Data excerpts:

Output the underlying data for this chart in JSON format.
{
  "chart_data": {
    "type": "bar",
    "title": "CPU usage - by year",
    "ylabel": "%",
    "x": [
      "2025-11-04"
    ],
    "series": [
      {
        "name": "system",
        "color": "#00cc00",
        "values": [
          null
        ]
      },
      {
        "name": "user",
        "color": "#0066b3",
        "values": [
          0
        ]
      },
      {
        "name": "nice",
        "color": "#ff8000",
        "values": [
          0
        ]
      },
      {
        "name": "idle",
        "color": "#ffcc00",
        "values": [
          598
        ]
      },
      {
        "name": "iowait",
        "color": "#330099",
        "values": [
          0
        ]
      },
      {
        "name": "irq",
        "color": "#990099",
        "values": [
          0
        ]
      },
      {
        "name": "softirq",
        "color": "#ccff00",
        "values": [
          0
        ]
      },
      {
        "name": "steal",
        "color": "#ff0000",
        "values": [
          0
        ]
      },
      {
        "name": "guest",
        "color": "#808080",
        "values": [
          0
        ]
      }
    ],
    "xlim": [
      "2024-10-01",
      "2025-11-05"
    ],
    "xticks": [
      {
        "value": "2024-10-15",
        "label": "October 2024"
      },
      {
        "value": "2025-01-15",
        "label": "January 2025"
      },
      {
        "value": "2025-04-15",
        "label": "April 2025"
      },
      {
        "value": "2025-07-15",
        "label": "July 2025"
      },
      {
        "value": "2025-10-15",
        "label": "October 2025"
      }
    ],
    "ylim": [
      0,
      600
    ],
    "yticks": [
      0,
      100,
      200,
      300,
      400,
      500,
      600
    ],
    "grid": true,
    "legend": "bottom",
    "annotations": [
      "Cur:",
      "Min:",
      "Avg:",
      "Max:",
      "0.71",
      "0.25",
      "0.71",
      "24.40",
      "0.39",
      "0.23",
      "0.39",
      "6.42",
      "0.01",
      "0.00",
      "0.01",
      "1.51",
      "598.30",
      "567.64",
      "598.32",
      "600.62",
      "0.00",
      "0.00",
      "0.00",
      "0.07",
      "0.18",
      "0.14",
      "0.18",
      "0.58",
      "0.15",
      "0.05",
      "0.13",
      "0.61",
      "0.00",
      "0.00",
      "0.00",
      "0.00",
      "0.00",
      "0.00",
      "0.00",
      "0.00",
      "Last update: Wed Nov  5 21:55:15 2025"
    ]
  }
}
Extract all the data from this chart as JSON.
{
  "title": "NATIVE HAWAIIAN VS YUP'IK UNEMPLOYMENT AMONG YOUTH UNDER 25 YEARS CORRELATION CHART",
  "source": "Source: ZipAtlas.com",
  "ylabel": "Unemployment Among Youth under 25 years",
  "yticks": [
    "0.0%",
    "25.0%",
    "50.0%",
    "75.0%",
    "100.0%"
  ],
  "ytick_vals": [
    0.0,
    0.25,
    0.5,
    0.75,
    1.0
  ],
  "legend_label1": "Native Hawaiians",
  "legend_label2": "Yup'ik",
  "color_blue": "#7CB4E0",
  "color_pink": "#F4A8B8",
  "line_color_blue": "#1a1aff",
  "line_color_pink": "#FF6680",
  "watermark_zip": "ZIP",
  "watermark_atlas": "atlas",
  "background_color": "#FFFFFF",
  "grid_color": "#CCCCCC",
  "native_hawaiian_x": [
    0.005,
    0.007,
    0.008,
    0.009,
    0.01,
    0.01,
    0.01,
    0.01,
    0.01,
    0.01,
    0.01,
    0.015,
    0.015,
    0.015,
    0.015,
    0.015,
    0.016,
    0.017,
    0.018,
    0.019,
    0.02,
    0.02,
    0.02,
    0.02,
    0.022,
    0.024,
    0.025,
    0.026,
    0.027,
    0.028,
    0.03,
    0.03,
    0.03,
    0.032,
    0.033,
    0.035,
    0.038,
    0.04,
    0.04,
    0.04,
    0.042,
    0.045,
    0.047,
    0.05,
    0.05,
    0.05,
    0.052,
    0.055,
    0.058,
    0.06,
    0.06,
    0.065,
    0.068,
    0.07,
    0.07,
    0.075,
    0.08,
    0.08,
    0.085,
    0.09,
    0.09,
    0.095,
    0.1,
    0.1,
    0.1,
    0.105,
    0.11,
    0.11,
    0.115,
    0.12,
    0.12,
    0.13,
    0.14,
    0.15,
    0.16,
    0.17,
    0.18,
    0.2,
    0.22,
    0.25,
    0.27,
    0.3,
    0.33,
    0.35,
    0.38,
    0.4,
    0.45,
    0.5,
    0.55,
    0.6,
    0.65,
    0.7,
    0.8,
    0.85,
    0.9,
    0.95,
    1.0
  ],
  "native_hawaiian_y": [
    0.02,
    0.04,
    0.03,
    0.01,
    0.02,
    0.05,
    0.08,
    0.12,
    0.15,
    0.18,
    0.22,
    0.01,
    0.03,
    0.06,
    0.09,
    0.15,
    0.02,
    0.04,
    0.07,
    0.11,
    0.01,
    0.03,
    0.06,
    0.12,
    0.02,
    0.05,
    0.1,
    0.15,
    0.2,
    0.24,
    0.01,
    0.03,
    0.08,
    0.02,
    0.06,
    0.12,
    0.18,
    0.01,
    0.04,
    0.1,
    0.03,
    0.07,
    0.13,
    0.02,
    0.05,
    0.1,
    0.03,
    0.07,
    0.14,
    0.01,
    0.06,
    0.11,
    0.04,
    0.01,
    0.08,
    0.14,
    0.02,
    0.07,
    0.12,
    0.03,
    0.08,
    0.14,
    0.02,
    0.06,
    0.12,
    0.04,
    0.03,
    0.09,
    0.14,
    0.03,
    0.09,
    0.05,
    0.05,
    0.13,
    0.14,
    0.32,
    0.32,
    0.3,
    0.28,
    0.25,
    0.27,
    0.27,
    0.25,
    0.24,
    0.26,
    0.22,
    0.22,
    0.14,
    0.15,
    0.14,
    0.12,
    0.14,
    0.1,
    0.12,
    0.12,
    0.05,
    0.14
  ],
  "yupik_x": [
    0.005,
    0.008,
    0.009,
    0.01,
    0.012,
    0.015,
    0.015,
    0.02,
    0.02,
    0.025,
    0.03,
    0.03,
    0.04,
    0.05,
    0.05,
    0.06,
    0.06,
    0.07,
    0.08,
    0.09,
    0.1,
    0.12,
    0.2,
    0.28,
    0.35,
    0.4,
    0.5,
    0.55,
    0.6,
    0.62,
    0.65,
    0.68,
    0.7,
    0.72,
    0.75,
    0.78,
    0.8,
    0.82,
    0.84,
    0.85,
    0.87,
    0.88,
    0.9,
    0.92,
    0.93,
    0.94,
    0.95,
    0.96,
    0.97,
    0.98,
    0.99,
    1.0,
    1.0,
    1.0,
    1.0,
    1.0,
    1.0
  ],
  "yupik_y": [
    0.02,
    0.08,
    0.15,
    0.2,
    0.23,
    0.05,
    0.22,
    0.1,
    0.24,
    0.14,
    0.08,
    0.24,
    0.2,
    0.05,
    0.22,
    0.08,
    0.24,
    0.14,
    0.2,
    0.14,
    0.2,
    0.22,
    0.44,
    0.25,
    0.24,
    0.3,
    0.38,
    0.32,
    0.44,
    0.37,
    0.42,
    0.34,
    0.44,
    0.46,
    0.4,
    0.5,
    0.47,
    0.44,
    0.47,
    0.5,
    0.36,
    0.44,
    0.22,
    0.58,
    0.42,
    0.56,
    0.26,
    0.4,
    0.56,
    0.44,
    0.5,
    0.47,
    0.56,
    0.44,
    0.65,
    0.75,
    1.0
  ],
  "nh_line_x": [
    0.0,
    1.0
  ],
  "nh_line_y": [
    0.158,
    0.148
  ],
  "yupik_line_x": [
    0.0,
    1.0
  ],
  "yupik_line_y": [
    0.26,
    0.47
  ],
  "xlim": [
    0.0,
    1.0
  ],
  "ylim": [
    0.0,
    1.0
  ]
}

Task objective: From the entries above, copy every line that holds the word "title".

Complete answer:
    "title": "CPU usage - by year",
  "title": "NATIVE HAWAIIAN VS YUP'IK UNEMPLOYMENT AMONG YOUTH UNDER 25 YEARS CORRELATION CHART",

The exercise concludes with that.